Aim
Repeat every record below exactly, but leave out any pictures.

Extracted data
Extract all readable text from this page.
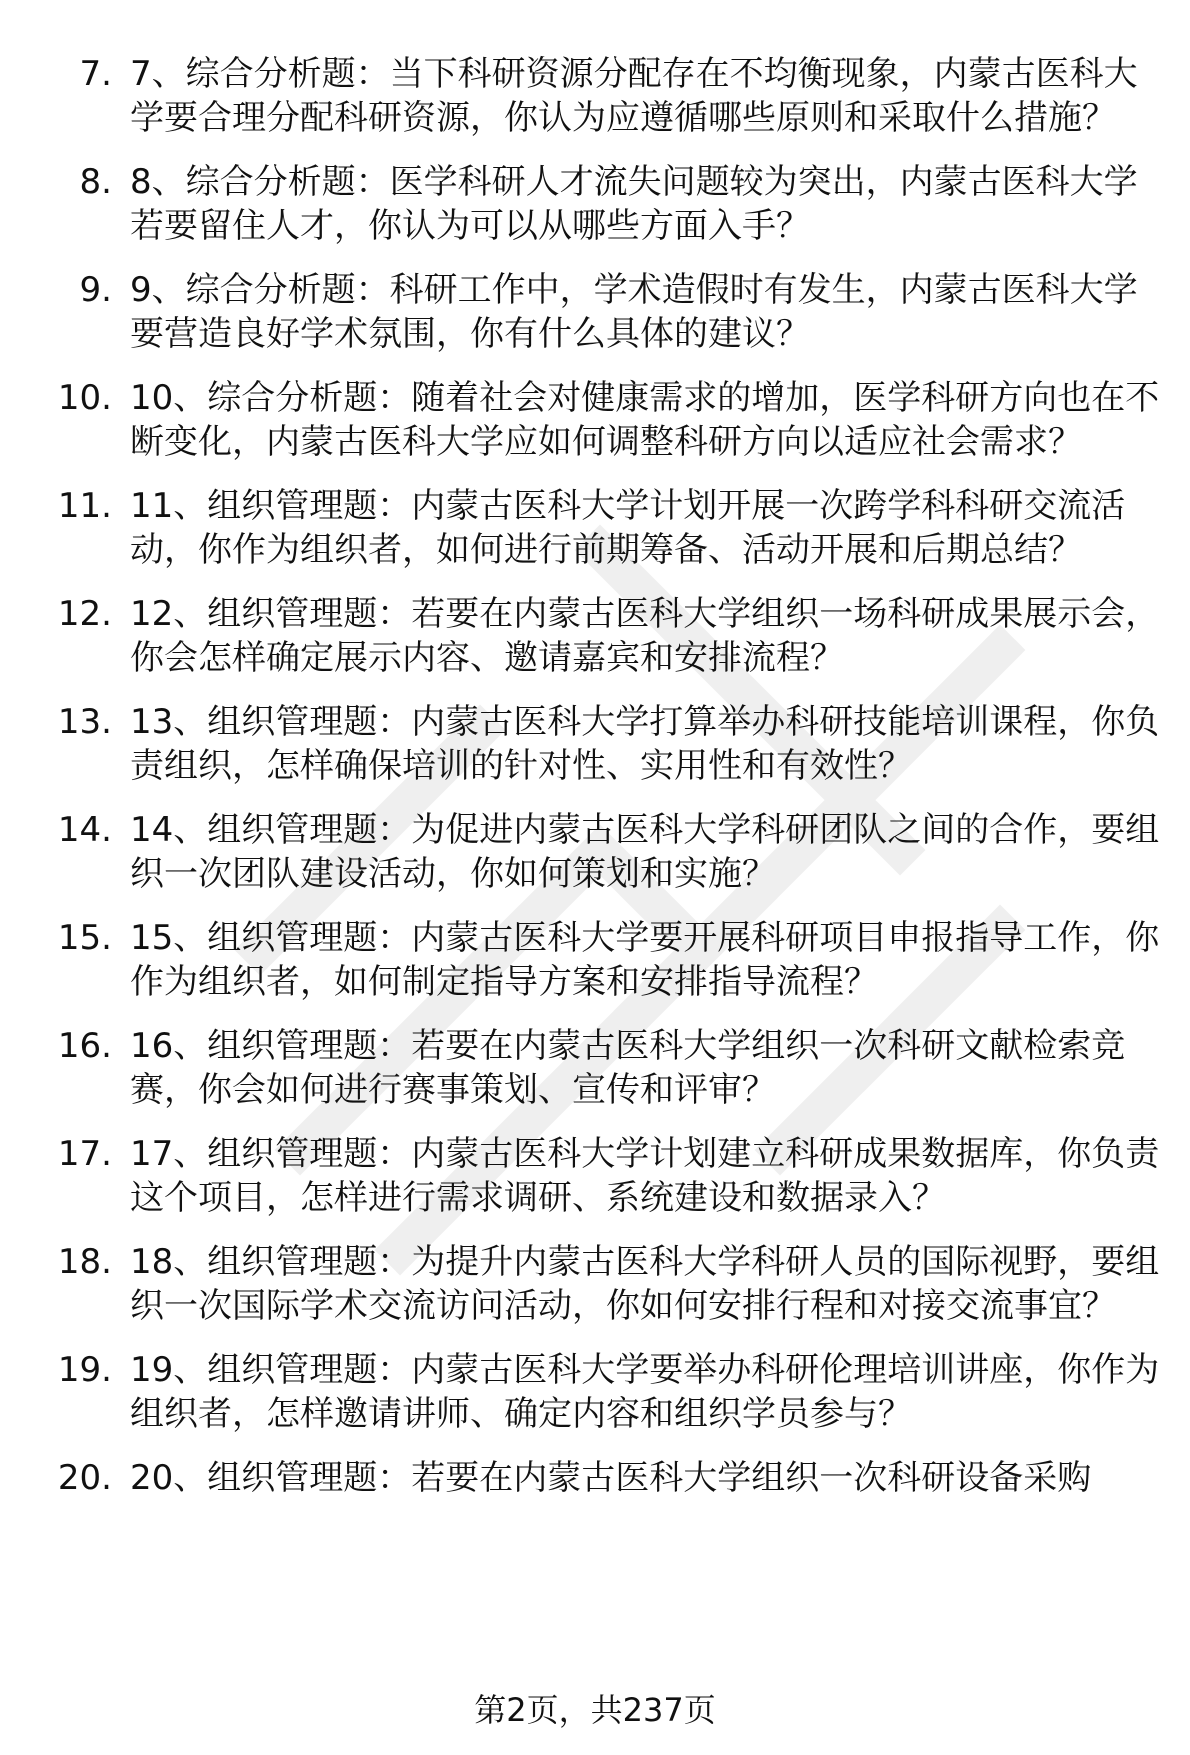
7. 7、综合分析题：当下科研资源分配存在不均衡现象，内蒙古医科大学要合理分配科研资源，你认为应遵循哪些原则和采取什么措施？
8. 8、综合分析题：医学科研人才流失问题较为突出，内蒙古医科大学若要留住人才，你认为可以从哪些方面入手？
9. 9、综合分析题：科研工作中，学术造假时有发生，内蒙古医科大学要营造良好学术氛围，你有什么具体的建议？
10. 10、综合分析题：随着社会对健康需求的增加，医学科研方向也在不断变化，内蒙古医科大学应如何调整科研方向以适应社会需求？
11. 11、组织管理题：内蒙古医科大学计划开展一次跨学科科研交流活动，你作为组织者，如何进行前期筹备、活动开展和后期总结？
12. 12、组织管理题：若要在内蒙古医科大学组织一场科研成果展示会，你会怎样确定展示内容、邀请嘉宾和安排流程？
13. 13、组织管理题：内蒙古医科大学打算举办科研技能培训课程，你负责组织，怎样确保培训的针对性、实用性和有效性？
14. 14、组织管理题：为促进内蒙古医科大学科研团队之间的合作，要组织一次团队建设活动，你如何策划和实施？
15. 15、组织管理题：内蒙古医科大学要开展科研项目申报指导工作，你作为组织者，如何制定指导方案和安排指导流程？
16. 16、组织管理题：若要在内蒙古医科大学组织一次科研文献检索竞赛，你会如何进行赛事策划、宣传和评审？
17. 17、组织管理题：内蒙古医科大学计划建立科研成果数据库，你负责这个项目，怎样进行需求调研、系统建设和数据录入？
18. 18、组织管理题：为提升内蒙古医科大学科研人员的国际视野，要组织一次国际学术交流访问活动，你如何安排行程和对接交流事宜？
19. 19、组织管理题：内蒙古医科大学要举办科研伦理培训讲座，你作为组织者，怎样邀请讲师、确定内容和组织学员参与？
20. 20、组织管理题：若要在内蒙古医科大学组织一次科研设备采购
第2页，共237页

The completed task
Extract all readable text from this page.
7. 7、综合分析题：当下科研资源分配存在不均衡现象，内蒙古医科大学要合理分配科研资源，你认为应遵循哪些原则和采取什么措施？
8. 8、综合分析题：医学科研人才流失问题较为突出，内蒙古医科大学若要留住人才，你认为可以从哪些方面入手？
9. 9、综合分析题：科研工作中，学术造假时有发生，内蒙古医科大学要营造良好学术氛围，你有什么具体的建议？
10. 10、综合分析题：随着社会对健康需求的增加，医学科研方向也在不断变化，内蒙古医科大学应如何调整科研方向以适应社会需求？
11. 11、组织管理题：内蒙古医科大学计划开展一次跨学科科研交流活动，你作为组织者，如何进行前期筹备、活动开展和后期总结？
12. 12、组织管理题：若要在内蒙古医科大学组织一场科研成果展示会，你会怎样确定展示内容、邀请嘉宾和安排流程？
13. 13、组织管理题：内蒙古医科大学打算举办科研技能培训课程，你负责组织，怎样确保培训的针对性、实用性和有效性？
14. 14、组织管理题：为促进内蒙古医科大学科研团队之间的合作，要组织一次团队建设活动，你如何策划和实施？
15. 15、组织管理题：内蒙古医科大学要开展科研项目申报指导工作，你作为组织者，如何制定指导方案和安排指导流程？
16. 16、组织管理题：若要在内蒙古医科大学组织一次科研文献检索竞赛，你会如何进行赛事策划、宣传和评审？
17. 17、组织管理题：内蒙古医科大学计划建立科研成果数据库，你负责这个项目，怎样进行需求调研、系统建设和数据录入？
18. 18、组织管理题：为提升内蒙古医科大学科研人员的国际视野，要组织一次国际学术交流访问活动，你如何安排行程和对接交流事宜？
19. 19、组织管理题：内蒙古医科大学要举办科研伦理培训讲座，你作为组织者，怎样邀请讲师、确定内容和组织学员参与？
20. 20、组织管理题：若要在内蒙古医科大学组织一次科研设备采购
第2页，共237页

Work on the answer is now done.